__WHAT YOU HAVE TO DO__. Return the complete listing that follows, with each line reproduced exactly.

__SUPPLIED MATERIAL__.
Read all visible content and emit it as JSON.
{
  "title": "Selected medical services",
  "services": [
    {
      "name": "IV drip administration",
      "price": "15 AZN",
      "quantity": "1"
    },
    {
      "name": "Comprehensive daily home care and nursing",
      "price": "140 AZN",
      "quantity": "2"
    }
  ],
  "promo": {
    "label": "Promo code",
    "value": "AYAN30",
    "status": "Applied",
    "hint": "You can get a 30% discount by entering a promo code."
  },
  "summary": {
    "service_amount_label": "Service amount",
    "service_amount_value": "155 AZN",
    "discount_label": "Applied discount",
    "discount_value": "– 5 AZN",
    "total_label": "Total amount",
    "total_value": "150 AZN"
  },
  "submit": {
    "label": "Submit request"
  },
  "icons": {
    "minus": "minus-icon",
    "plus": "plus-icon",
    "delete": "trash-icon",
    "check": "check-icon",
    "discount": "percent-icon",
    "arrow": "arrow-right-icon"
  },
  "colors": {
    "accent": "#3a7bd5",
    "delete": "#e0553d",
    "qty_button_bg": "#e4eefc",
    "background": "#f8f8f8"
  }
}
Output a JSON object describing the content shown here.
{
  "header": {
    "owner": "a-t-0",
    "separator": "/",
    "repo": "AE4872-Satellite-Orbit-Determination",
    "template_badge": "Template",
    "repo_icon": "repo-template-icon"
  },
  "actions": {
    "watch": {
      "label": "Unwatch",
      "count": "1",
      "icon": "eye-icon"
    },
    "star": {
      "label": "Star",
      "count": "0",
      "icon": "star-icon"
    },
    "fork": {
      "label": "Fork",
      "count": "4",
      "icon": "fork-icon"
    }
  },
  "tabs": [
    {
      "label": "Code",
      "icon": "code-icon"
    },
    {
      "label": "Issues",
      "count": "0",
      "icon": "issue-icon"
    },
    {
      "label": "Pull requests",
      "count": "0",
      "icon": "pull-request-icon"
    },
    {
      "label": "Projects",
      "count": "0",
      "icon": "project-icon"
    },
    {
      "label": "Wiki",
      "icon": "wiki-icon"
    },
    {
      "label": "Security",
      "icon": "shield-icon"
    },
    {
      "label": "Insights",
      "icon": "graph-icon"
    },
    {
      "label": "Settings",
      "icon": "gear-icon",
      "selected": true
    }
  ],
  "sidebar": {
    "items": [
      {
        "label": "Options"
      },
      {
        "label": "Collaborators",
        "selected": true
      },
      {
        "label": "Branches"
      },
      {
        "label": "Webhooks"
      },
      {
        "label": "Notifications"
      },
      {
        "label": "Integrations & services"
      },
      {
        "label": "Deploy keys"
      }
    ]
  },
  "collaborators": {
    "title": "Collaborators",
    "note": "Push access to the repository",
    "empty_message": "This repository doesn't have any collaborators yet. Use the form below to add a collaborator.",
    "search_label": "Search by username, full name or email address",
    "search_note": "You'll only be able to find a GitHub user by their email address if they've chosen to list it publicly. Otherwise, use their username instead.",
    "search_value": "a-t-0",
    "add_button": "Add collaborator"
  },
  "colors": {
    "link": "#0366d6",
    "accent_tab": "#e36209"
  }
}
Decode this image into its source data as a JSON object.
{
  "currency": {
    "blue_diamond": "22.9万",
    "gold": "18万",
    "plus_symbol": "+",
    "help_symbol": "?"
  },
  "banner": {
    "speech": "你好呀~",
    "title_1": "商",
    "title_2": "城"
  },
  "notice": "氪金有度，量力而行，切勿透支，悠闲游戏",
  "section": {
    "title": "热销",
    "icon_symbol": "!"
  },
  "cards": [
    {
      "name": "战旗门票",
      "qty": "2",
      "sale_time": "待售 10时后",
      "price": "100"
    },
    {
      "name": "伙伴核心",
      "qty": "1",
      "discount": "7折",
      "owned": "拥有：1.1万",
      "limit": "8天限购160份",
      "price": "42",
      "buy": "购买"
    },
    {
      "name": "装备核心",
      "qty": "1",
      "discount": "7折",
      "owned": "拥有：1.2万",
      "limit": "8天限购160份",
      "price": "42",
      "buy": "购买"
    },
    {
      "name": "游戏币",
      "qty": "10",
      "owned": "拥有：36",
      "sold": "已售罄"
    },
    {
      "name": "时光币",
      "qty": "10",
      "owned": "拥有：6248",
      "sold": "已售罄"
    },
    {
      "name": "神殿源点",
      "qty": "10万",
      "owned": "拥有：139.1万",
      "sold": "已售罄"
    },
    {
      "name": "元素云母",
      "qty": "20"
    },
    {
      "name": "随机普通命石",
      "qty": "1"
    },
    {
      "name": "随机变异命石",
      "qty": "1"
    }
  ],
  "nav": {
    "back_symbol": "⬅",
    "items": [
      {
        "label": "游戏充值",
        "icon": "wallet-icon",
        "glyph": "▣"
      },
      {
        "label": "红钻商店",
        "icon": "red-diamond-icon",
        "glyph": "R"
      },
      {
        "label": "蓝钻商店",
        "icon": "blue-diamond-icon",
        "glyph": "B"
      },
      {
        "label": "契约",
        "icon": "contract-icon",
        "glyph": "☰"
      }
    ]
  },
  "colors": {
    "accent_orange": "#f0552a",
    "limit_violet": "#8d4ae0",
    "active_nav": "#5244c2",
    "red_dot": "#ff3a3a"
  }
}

__PROBLEM SOLUTION__.
Read all visible content and emit it as JSON.
{
  "title": "Selected medical services",
  "services": [
    {
      "name": "IV drip administration",
      "price": "15 AZN",
      "quantity": "1"
    },
    {
      "name": "Comprehensive daily home care and nursing",
      "price": "140 AZN",
      "quantity": "2"
    }
  ],
  "promo": {
    "label": "Promo code",
    "value": "AYAN30",
    "status": "Applied",
    "hint": "You can get a 30% discount by entering a promo code."
  },
  "summary": {
    "service_amount_label": "Service amount",
    "service_amount_value": "155 AZN",
    "discount_label": "Applied discount",
    "discount_value": "– 5 AZN",
    "total_label": "Total amount",
    "total_value": "150 AZN"
  },
  "submit": {
    "label": "Submit request"
  },
  "icons": {
    "minus": "minus-icon",
    "plus": "plus-icon",
    "delete": "trash-icon",
    "check": "check-icon",
    "discount": "percent-icon",
    "arrow": "arrow-right-icon"
  },
  "colors": {
    "accent": "#3a7bd5",
    "delete": "#e0553d",
    "qty_button_bg": "#e4eefc",
    "background": "#f8f8f8"
  }
}
Output a JSON object describing the content shown here.
{
  "header": {
    "owner": "a-t-0",
    "separator": "/",
    "repo": "AE4872-Satellite-Orbit-Determination",
    "template_badge": "Template",
    "repo_icon": "repo-template-icon"
  },
  "actions": {
    "watch": {
      "label": "Unwatch",
      "count": "1",
      "icon": "eye-icon"
    },
    "star": {
      "label": "Star",
      "count": "0",
      "icon": "star-icon"
    },
    "fork": {
      "label": "Fork",
      "count": "4",
      "icon": "fork-icon"
    }
  },
  "tabs": [
    {
      "label": "Code",
      "icon": "code-icon"
    },
    {
      "label": "Issues",
      "count": "0",
      "icon": "issue-icon"
    },
    {
      "label": "Pull requests",
      "count": "0",
      "icon": "pull-request-icon"
    },
    {
      "label": "Projects",
      "count": "0",
      "icon": "project-icon"
    },
    {
      "label": "Wiki",
      "icon": "wiki-icon"
    },
    {
      "label": "Security",
      "icon": "shield-icon"
    },
    {
      "label": "Insights",
      "icon": "graph-icon"
    },
    {
      "label": "Settings",
      "icon": "gear-icon",
      "selected": true
    }
  ],
  "sidebar": {
    "items": [
      {
        "label": "Options"
      },
      {
        "label": "Collaborators",
        "selected": true
      },
      {
        "label": "Branches"
      },
      {
        "label": "Webhooks"
      },
      {
        "label": "Notifications"
      },
      {
        "label": "Integrations & services"
      },
      {
        "label": "Deploy keys"
      }
    ]
  },
  "collaborators": {
    "title": "Collaborators",
    "note": "Push access to the repository",
    "empty_message": "This repository doesn't have any collaborators yet. Use the form below to add a collaborator.",
    "search_label": "Search by username, full name or email address",
    "search_note": "You'll only be able to find a GitHub user by their email address if they've chosen to list it publicly. Otherwise, use their username instead.",
    "search_value": "a-t-0",
    "add_button": "Add collaborator"
  },
  "colors": {
    "link": "#0366d6",
    "accent_tab": "#e36209"
  }
}
Decode this image into its source data as a JSON object.
{
  "currency": {
    "blue_diamond": "22.9万",
    "gold": "18万",
    "plus_symbol": "+",
    "help_symbol": "?"
  },
  "banner": {
    "speech": "你好呀~",
    "title_1": "商",
    "title_2": "城"
  },
  "notice": "氪金有度，量力而行，切勿透支，悠闲游戏",
  "section": {
    "title": "热销",
    "icon_symbol": "!"
  },
  "cards": [
    {
      "name": "战旗门票",
      "qty": "2",
      "sale_time": "待售 10时后",
      "price": "100"
    },
    {
      "name": "伙伴核心",
      "qty": "1",
      "discount": "7折",
      "owned": "拥有：1.1万",
      "limit": "8天限购160份",
      "price": "42",
      "buy": "购买"
    },
    {
      "name": "装备核心",
      "qty": "1",
      "discount": "7折",
      "owned": "拥有：1.2万",
      "limit": "8天限购160份",
      "price": "42",
      "buy": "购买"
    },
    {
      "name": "游戏币",
      "qty": "10",
      "owned": "拥有：36",
      "sold": "已售罄"
    },
    {
      "name": "时光币",
      "qty": "10",
      "owned": "拥有：6248",
      "sold": "已售罄"
    },
    {
      "name": "神殿源点",
      "qty": "10万",
      "owned": "拥有：139.1万",
      "sold": "已售罄"
    },
    {
      "name": "元素云母",
      "qty": "20"
    },
    {
      "name": "随机普通命石",
      "qty": "1"
    },
    {
      "name": "随机变异命石",
      "qty": "1"
    }
  ],
  "nav": {
    "back_symbol": "⬅",
    "items": [
      {
        "label": "游戏充值",
        "icon": "wallet-icon",
        "glyph": "▣"
      },
      {
        "label": "红钻商店",
        "icon": "red-diamond-icon",
        "glyph": "R"
      },
      {
        "label": "蓝钻商店",
        "icon": "blue-diamond-icon",
        "glyph": "B"
      },
      {
        "label": "契约",
        "icon": "contract-icon",
        "glyph": "☰"
      }
    ]
  },
  "colors": {
    "accent_orange": "#f0552a",
    "limit_violet": "#8d4ae0",
    "active_nav": "#5244c2",
    "red_dot": "#ff3a3a"
  }
}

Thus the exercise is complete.